[Problem A]
According to the excerpt on the Arizona and Georgia Senate races, what share of the vote did Senator David Perdue receive?
[Problem B]
Continue the excerpt on the Arizona and Georgia Senate races from where it stops.

[Excerpt]
The Senate races in Arizona and Georgia are all settled for now. Democrat Mark Kelly has defeated GOP Senator Martha McSally in Arizona (51.2-47.8). In the two Georgia elections, no candidate received the necessary 50% plus one vote to avoid a run-off. Senator David Perdue (R) came close, but fell short with 49.7% of the vote. Democrat Jon Ossoff finished second with 47.9% and the Libertarian candidate received 2.3%. The few remaining outstanding ballots will not change the result, and Perdue has already conceded that a run-off is necessary. Democrat Raphael Warnock finished first in the special election for Senator Kelly Loeffler’s (R) seat. Loeffler finished second with 25.9% to Warnock’s 32.9%. All Republican candidates together had 49.4% of the vote. If you add the one Libertarian candidate to the mix, that would be 50.1%.
The January 5, 2021 run-offs in Georgia will likely be for control of the Senate unless Gross and Cunningham pull out comeback victories in Alaska and North Carolina. The campaign for Georgia should be intense considering the stakes. In the next week – once we have final vote counts from Georgia – I will have a more drilled down analysis of the vote in the Peach State and some ideas of what we can expect from the run-off.

[Data extract]
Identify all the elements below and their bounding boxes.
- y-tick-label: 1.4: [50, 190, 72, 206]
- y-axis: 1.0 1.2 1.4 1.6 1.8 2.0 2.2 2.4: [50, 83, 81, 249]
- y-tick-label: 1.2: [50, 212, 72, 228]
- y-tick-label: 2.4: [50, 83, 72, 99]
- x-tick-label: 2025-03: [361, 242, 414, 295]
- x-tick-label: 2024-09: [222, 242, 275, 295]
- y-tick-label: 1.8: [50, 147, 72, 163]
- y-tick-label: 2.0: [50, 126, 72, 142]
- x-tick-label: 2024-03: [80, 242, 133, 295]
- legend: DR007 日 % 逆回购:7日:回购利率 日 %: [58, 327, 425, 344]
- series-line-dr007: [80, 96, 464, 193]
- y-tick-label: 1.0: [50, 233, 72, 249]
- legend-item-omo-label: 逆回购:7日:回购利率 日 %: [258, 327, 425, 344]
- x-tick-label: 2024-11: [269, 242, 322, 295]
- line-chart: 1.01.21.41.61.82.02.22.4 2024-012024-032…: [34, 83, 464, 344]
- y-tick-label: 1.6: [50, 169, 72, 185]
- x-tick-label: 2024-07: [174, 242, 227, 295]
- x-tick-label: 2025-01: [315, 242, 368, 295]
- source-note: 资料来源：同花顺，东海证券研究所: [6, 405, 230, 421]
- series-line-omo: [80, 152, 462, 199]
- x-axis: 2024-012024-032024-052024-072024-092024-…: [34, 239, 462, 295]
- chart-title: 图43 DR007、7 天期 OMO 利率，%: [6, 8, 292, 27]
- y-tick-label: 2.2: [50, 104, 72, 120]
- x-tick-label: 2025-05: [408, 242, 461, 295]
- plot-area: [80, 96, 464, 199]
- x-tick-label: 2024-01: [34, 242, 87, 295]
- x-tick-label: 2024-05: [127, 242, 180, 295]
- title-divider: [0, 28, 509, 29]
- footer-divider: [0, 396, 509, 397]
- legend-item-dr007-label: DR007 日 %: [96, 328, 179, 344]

[Expected answer A]
49.7%

[Expected answer B]
I am going to wait on reviewing the polling from the election since data is still coming in. Regardless of what some pollsters are saying publicly, privately most seem to acknowledge that there were problems again this year. We don’t yet know the extent of the polling error in 2020, but this year it looks more like the polling error from 2012 (which was bigger than 2016) in the sense that the polling winner still won the election. That is not true for the down-ballot races however and it will take some time to analyze those. Pew will undoubtedly do another polling post mortem, which will be a must-read. Until then, there are few snap observations I have:
Biden outperformed Democratic Senate and House candidates in suburban districts. This suggests that there was ticket-splitting among suburban voters, which at one time was not unusual but it was unexpected this year due to the (perhaps over-emphasized?) heightened polarization of the electorate.
There was not nearly enough quality polling in states to get an accurate picture of the races.
While there is no evidence for people lying to pollsters in any significant way, it does appear that enough Trump voters avoided responding to the polling to possibly confound the results.
Online polling may have done (a little) better that traditional live calling polling. IBD/TIPP which blends online polling and live calling came close, with a final margin of Biden +5. (With a normal polling error of about +/- three points, pollsters that had Biden leading by as much as seven or even eight points might end up being accurate within those parameters.)
The political science forecasting models were more accurate than the polling models.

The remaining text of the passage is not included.